Saved entries
________

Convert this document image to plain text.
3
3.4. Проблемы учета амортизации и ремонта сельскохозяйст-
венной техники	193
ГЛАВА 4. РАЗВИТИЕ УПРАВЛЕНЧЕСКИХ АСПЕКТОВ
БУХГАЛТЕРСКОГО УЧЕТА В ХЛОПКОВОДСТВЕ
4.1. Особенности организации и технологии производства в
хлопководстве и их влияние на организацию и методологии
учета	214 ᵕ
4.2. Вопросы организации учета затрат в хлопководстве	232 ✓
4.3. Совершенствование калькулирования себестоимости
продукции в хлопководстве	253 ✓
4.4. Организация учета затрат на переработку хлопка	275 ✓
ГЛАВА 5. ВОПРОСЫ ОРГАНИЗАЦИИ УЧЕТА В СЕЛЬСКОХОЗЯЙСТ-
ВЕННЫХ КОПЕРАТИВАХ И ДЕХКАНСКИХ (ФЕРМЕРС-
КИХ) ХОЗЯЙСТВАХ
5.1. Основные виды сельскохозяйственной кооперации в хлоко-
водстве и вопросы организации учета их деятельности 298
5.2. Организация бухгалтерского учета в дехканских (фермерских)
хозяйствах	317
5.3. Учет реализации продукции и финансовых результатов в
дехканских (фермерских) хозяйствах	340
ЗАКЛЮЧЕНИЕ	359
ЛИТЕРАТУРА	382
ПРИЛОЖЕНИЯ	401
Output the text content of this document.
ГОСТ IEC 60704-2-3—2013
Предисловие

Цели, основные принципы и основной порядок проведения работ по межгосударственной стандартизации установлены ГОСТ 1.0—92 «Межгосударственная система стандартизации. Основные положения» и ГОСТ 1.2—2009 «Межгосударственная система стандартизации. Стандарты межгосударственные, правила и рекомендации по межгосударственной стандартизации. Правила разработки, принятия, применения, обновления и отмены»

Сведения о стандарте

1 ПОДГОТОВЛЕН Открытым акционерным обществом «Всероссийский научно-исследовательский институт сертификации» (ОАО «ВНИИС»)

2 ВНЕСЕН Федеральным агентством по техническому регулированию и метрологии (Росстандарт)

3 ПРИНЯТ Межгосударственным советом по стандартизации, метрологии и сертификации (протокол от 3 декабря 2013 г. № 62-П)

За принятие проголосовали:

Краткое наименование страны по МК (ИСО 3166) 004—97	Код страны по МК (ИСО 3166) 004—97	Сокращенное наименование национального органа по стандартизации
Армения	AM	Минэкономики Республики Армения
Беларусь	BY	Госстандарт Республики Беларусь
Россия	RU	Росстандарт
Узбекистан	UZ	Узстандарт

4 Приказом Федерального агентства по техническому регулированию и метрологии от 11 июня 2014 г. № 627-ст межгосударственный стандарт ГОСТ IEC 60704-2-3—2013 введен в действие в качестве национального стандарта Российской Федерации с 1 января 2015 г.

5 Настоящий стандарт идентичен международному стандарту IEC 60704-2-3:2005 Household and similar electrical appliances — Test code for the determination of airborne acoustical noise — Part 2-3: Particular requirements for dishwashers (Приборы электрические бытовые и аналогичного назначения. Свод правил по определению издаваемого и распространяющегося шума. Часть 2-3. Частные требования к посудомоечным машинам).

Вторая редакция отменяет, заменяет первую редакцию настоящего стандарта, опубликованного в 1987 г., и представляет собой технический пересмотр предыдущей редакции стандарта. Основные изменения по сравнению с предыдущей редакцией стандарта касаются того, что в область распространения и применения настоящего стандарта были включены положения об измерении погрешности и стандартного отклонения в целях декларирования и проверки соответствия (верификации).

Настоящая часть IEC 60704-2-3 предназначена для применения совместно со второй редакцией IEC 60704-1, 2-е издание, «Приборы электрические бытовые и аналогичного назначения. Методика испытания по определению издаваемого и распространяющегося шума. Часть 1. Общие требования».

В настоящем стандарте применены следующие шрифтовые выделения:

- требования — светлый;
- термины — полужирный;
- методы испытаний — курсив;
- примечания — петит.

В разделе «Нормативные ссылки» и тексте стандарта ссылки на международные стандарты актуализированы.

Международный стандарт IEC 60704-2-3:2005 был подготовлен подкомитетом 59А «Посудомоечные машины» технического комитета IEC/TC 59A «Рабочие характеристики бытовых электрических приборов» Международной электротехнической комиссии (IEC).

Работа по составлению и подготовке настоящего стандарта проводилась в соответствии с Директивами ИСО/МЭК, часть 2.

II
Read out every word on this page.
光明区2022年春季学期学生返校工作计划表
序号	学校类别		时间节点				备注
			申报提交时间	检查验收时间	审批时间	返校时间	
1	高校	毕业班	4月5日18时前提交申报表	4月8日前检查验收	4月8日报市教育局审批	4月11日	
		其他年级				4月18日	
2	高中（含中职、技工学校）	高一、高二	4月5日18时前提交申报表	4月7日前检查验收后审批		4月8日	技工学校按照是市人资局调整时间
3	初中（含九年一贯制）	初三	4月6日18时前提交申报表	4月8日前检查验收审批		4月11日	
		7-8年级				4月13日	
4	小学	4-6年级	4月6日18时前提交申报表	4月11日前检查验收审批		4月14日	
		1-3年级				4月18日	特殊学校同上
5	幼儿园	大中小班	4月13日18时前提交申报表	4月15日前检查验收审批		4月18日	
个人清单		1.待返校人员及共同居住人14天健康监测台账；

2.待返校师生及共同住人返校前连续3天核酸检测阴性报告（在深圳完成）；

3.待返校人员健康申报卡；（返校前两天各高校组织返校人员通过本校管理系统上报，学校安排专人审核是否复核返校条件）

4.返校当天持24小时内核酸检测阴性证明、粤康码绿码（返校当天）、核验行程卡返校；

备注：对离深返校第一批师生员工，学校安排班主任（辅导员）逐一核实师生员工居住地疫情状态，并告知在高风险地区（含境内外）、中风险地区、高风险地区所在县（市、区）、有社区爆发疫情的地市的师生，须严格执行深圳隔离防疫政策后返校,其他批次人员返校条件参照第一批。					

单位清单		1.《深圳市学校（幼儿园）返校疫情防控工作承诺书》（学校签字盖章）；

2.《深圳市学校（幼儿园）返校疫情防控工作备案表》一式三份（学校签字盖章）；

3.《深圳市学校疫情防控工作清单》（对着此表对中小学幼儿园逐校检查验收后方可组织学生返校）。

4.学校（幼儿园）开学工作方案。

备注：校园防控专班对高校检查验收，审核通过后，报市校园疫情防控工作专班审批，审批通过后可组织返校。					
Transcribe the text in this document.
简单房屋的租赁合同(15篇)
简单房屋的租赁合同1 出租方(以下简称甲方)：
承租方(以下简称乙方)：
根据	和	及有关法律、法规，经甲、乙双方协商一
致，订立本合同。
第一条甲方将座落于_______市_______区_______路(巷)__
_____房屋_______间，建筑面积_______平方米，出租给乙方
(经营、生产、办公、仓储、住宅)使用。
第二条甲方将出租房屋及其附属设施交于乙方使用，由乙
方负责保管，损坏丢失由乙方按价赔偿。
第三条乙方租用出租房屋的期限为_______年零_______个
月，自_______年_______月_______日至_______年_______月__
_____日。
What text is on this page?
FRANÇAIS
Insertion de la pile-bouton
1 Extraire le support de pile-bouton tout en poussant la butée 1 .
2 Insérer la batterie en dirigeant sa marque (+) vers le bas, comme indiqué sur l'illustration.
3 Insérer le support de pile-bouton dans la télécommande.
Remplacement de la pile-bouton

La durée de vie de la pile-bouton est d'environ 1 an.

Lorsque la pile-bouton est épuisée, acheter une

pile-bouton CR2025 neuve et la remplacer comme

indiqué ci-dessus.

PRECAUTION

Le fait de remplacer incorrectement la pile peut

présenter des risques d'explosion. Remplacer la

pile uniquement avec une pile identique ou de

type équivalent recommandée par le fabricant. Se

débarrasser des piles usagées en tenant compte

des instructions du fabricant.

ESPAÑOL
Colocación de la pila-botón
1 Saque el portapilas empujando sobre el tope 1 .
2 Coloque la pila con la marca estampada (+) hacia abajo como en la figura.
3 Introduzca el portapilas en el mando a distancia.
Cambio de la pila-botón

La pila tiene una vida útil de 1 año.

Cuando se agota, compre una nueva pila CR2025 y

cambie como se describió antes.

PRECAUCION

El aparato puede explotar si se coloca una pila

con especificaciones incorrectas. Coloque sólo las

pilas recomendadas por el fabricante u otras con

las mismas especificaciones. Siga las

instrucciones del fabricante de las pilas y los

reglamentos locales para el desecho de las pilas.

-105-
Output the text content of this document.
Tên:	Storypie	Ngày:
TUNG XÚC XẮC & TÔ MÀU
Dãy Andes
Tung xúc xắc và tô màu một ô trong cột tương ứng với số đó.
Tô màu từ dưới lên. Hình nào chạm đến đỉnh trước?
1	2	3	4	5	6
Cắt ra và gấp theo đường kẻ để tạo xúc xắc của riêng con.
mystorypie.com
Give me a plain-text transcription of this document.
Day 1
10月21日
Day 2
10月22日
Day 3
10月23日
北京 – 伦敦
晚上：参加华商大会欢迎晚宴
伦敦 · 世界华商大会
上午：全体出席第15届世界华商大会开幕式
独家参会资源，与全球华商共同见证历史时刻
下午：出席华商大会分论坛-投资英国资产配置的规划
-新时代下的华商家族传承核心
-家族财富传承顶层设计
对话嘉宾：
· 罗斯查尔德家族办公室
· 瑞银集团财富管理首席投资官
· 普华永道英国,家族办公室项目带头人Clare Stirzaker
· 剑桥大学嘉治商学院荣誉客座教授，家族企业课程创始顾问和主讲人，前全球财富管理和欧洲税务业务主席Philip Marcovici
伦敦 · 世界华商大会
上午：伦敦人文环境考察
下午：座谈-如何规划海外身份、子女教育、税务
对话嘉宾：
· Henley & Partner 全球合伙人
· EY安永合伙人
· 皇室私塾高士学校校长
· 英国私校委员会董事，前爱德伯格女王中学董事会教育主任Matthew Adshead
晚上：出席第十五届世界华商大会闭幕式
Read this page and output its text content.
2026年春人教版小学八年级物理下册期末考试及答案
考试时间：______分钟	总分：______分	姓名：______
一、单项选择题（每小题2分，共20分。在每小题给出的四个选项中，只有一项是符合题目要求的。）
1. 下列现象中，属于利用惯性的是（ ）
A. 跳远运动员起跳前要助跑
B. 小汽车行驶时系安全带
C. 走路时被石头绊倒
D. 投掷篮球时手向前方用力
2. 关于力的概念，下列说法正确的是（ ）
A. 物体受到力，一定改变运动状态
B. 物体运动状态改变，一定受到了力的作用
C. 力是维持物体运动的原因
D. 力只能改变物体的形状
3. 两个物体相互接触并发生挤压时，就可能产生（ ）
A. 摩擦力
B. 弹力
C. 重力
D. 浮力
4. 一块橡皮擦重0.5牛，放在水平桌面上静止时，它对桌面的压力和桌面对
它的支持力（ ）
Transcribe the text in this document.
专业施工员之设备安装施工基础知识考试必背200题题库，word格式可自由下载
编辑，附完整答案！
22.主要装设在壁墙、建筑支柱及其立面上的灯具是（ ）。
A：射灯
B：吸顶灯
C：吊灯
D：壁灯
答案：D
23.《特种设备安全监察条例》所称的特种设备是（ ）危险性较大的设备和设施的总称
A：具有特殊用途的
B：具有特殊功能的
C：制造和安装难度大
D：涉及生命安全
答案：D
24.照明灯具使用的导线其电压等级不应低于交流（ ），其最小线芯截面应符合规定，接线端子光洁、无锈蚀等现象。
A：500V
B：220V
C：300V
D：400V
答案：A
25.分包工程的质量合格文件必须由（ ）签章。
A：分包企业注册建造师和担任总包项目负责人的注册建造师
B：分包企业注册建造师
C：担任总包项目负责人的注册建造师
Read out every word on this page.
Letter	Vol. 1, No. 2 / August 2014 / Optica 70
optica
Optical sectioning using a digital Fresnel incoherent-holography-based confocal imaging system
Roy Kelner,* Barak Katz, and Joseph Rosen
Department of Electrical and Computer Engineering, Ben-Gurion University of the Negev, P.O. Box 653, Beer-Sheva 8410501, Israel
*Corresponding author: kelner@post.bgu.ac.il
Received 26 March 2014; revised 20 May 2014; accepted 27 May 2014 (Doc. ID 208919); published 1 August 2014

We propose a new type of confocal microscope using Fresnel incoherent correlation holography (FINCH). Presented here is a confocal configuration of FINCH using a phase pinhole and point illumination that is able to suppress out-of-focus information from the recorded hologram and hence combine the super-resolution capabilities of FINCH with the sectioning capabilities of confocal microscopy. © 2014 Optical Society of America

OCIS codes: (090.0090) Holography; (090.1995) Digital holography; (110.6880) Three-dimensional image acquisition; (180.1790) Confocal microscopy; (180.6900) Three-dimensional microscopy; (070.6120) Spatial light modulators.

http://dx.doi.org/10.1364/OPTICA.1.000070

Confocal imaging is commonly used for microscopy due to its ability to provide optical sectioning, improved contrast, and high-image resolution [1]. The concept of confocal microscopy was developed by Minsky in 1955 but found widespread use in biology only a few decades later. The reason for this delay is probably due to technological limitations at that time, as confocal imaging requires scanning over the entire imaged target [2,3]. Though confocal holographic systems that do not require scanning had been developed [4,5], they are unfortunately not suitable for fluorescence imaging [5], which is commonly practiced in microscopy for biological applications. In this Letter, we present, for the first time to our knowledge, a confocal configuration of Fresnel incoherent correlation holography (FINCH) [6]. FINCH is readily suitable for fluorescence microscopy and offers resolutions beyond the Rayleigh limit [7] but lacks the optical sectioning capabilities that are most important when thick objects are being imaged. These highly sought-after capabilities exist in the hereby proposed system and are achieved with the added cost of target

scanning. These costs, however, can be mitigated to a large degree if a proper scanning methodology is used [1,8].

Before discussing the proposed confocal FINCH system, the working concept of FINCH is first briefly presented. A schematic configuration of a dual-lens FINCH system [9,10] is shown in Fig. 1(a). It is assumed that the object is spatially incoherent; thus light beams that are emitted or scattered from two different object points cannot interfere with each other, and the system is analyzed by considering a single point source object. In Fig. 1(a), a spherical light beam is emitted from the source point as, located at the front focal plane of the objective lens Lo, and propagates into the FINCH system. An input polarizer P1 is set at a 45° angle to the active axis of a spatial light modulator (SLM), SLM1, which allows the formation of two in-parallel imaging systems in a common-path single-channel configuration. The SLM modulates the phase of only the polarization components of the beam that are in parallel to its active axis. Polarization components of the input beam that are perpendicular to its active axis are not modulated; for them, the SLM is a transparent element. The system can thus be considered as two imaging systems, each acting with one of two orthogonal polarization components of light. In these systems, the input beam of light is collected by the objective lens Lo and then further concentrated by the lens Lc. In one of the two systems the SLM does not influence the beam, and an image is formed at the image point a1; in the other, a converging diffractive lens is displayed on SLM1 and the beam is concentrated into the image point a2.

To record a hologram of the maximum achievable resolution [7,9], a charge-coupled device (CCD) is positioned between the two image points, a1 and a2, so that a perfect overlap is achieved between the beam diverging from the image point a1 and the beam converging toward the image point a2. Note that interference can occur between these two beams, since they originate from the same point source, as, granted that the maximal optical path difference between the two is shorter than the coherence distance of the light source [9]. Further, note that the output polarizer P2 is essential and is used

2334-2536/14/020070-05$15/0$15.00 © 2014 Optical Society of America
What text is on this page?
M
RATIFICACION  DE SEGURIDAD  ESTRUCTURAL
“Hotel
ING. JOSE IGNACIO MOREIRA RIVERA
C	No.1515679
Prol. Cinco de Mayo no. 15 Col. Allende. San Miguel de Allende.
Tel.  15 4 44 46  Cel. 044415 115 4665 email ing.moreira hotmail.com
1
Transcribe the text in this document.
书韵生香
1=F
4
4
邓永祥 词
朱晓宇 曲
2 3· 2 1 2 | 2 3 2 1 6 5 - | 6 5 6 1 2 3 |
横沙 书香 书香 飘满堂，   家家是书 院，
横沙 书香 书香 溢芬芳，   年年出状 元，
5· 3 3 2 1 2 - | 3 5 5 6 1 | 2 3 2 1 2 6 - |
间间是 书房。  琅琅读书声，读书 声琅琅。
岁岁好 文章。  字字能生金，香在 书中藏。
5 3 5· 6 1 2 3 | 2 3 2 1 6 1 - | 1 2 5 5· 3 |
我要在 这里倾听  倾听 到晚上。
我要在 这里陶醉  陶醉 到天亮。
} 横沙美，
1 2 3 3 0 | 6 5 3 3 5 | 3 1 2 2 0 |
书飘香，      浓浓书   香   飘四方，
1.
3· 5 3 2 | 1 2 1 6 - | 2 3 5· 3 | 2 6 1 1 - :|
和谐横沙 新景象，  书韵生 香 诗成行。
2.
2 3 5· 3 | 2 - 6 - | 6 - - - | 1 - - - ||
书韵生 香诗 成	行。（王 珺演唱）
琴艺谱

________

Copy each line above where the string "стандарте" occurs.

▶ **SOLVED EXERCISE**
Сведения о стандарте
В настоящем стандарте применены следующие шрифтовые выделения:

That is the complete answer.